THE EXERCISE: Without the pictures, set down every line of the data exactly.

RECORDS FOR THE TASK:
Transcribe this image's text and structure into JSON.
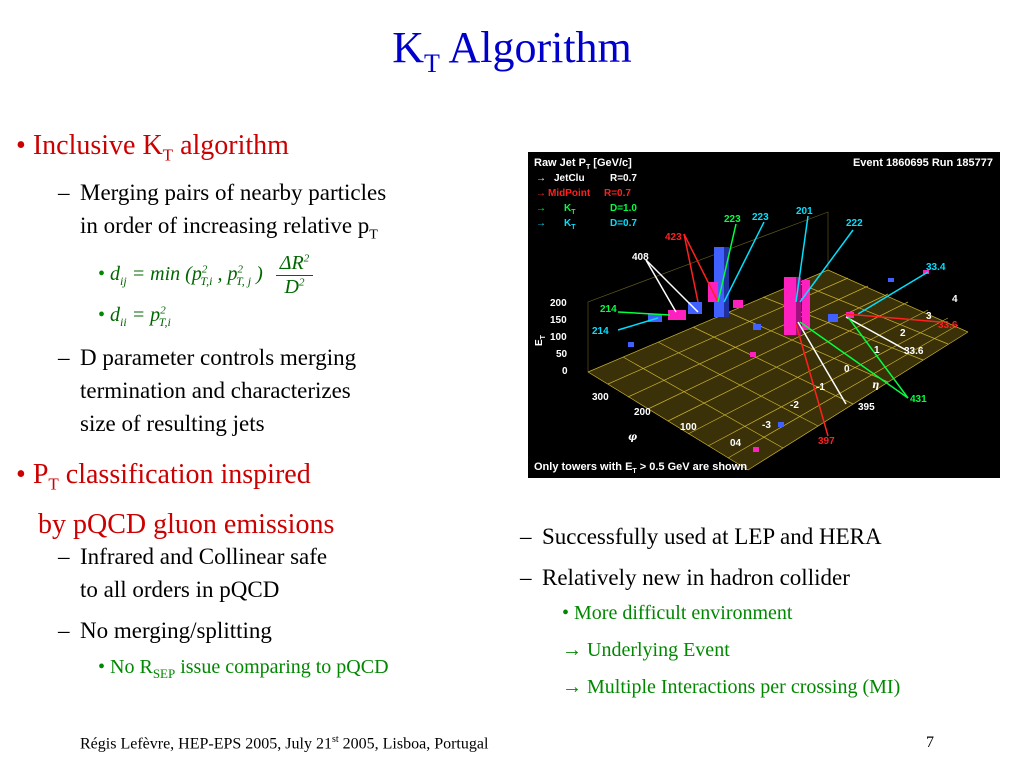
{
  "title": {
    "main": "K",
    "sub": "T",
    "rest": " Algorithm"
  },
  "left": {
    "b1": {
      "bullet": "•",
      "pre": "Inclusive K",
      "sub": "T",
      "post": " algorithm"
    },
    "b1_1": {
      "dash": "–",
      "line1": "Merging pairs of nearby particles",
      "line2_pre": "in order of increasing relative p",
      "line2_sub": "T"
    },
    "f1": {
      "bullet": "•",
      "lhs": "d",
      "lhs_sub": "ij",
      "eq": " = min (p",
      "sup1": "2",
      "sub1": "T,i",
      "mid": " , p",
      "sup2": "2",
      "sub2": "T, j",
      "close": " )",
      "num": "ΔR",
      "num_sup": "2",
      "den": "D",
      "den_sup": "2"
    },
    "f2": {
      "bullet": "•",
      "lhs": "d",
      "lhs_sub": "ii",
      "eq": " = p",
      "sup": "2",
      "sub": "T,i"
    },
    "b1_2": {
      "dash": "–",
      "line1": "D parameter controls merging",
      "line2": "termination and characterizes",
      "line3": "size of resulting jets"
    },
    "b2": {
      "bullet": "•",
      "pre": "P",
      "sub": "T",
      "post": " classification inspired",
      "line2": "by pQCD gluon emissions"
    },
    "b2_1": {
      "dash": "–",
      "line1": "Infrared and Collinear safe",
      "line2": "to all orders in pQCD"
    },
    "b2_2": {
      "dash": "–",
      "line1": "No merging/splitting"
    },
    "b2_2_1": {
      "bullet": "•",
      "pre": "No R",
      "sub": "SEP",
      "post": " issue comparing to pQCD"
    }
  },
  "right": {
    "r1": {
      "dash": "–",
      "text": "Successfully used at LEP and HERA"
    },
    "r2": {
      "dash": "–",
      "text": "Relatively new in hadron collider"
    },
    "r2_1": {
      "bullet": "•",
      "text": "More difficult environment"
    },
    "r2_2": {
      "arrow": "→",
      "text": " Underlying Event"
    },
    "r2_3": {
      "arrow": "→",
      "text": " Multiple Interactions per crossing (MI)"
    }
  },
  "event": {
    "header_pre": "Raw Jet P",
    "header_sub": "T",
    "header_post": " [GeV/c]",
    "event_label": "Event 1860695   Run 185777",
    "legend": [
      {
        "arrow": "→",
        "name": "JetClu",
        "param": "R=0.7",
        "color": "#ffffff"
      },
      {
        "arrow": "→",
        "name": "MidPoint",
        "param": "R=0.7",
        "color": "#ff2020"
      },
      {
        "arrow": "→",
        "name": "K",
        "name_sub": "T",
        "param": "D=1.0",
        "color": "#00ff40"
      },
      {
        "arrow": "→",
        "name": "K",
        "name_sub": "T",
        "param": "D=0.7",
        "color": "#00e0ff"
      }
    ],
    "labels": {
      "l423": "423",
      "l223a": "223",
      "l223b": "223",
      "l201": "201",
      "l222": "222",
      "l408": "408",
      "l33_4": "33.4",
      "l214a": "214",
      "l214b": "214",
      "l33_6a": "33.6",
      "l33_6b": "33.6",
      "l395": "395",
      "l431": "431",
      "l397": "397"
    },
    "zaxis_ticks": [
      "200",
      "150",
      "100",
      "50",
      "0"
    ],
    "zaxis_label": "E",
    "zaxis_label_sub": "T",
    "phi_ticks": [
      "300",
      "200",
      "100",
      "04"
    ],
    "phi_label": "φ",
    "eta_ticks": [
      "4",
      "3",
      "2",
      "1",
      "0",
      "-1",
      "-2",
      "-3"
    ],
    "eta_label": "η",
    "footer_pre": "Only towers with E",
    "footer_sub": "T",
    "footer_post": " > 0.5 GeV are shown"
  },
  "footer": {
    "pre": "Régis Lefèvre, HEP-EPS 2005, July 21",
    "sup": "st",
    "post": " 2005, Lisboa, Portugal",
    "page": "7"
  }
}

EXPECTED ANSWER:
Transcribe this image's text and structure into JSON.
{
  "title": {
    "main": "K",
    "sub": "T",
    "rest": " Algorithm"
  },
  "left": {
    "b1": {
      "bullet": "•",
      "pre": "Inclusive K",
      "sub": "T",
      "post": " algorithm"
    },
    "b1_1": {
      "dash": "–",
      "line1": "Merging pairs of nearby particles",
      "line2_pre": "in order of increasing relative p",
      "line2_sub": "T"
    },
    "f1": {
      "bullet": "•",
      "lhs": "d",
      "lhs_sub": "ij",
      "eq": " = min (p",
      "sup1": "2",
      "sub1": "T,i",
      "mid": " , p",
      "sup2": "2",
      "sub2": "T, j",
      "close": " )",
      "num": "ΔR",
      "num_sup": "2",
      "den": "D",
      "den_sup": "2"
    },
    "f2": {
      "bullet": "•",
      "lhs": "d",
      "lhs_sub": "ii",
      "eq": " = p",
      "sup": "2",
      "sub": "T,i"
    },
    "b1_2": {
      "dash": "–",
      "line1": "D parameter controls merging",
      "line2": "termination and characterizes",
      "line3": "size of resulting jets"
    },
    "b2": {
      "bullet": "•",
      "pre": "P",
      "sub": "T",
      "post": " classification inspired",
      "line2": "by pQCD gluon emissions"
    },
    "b2_1": {
      "dash": "–",
      "line1": "Infrared and Collinear safe",
      "line2": "to all orders in pQCD"
    },
    "b2_2": {
      "dash": "–",
      "line1": "No merging/splitting"
    },
    "b2_2_1": {
      "bullet": "•",
      "pre": "No R",
      "sub": "SEP",
      "post": " issue comparing to pQCD"
    }
  },
  "right": {
    "r1": {
      "dash": "–",
      "text": "Successfully used at LEP and HERA"
    },
    "r2": {
      "dash": "–",
      "text": "Relatively new in hadron collider"
    },
    "r2_1": {
      "bullet": "•",
      "text": "More difficult environment"
    },
    "r2_2": {
      "arrow": "→",
      "text": " Underlying Event"
    },
    "r2_3": {
      "arrow": "→",
      "text": " Multiple Interactions per crossing (MI)"
    }
  },
  "event": {
    "header_pre": "Raw Jet P",
    "header_sub": "T",
    "header_post": " [GeV/c]",
    "event_label": "Event 1860695   Run 185777",
    "legend": [
      {
        "arrow": "→",
        "name": "JetClu",
        "param": "R=0.7",
        "color": "#ffffff"
      },
      {
        "arrow": "→",
        "name": "MidPoint",
        "param": "R=0.7",
        "color": "#ff2020"
      },
      {
        "arrow": "→",
        "name": "K",
        "name_sub": "T",
        "param": "D=1.0",
        "color": "#00ff40"
      },
      {
        "arrow": "→",
        "name": "K",
        "name_sub": "T",
        "param": "D=0.7",
        "color": "#00e0ff"
      }
    ],
    "labels": {
      "l423": "423",
      "l223a": "223",
      "l223b": "223",
      "l201": "201",
      "l222": "222",
      "l408": "408",
      "l33_4": "33.4",
      "l214a": "214",
      "l214b": "214",
      "l33_6a": "33.6",
      "l33_6b": "33.6",
      "l395": "395",
      "l431": "431",
      "l397": "397"
    },
    "zaxis_ticks": [
      "200",
      "150",
      "100",
      "50",
      "0"
    ],
    "zaxis_label": "E",
    "zaxis_label_sub": "T",
    "phi_ticks": [
      "300",
      "200",
      "100",
      "04"
    ],
    "phi_label": "φ",
    "eta_ticks": [
      "4",
      "3",
      "2",
      "1",
      "0",
      "-1",
      "-2",
      "-3"
    ],
    "eta_label": "η",
    "footer_pre": "Only towers with E",
    "footer_sub": "T",
    "footer_post": " > 0.5 GeV are shown"
  },
  "footer": {
    "pre": "Régis Lefèvre, HEP-EPS 2005, July 21",
    "sup": "st",
    "post": " 2005, Lisboa, Portugal",
    "page": "7"
  }
}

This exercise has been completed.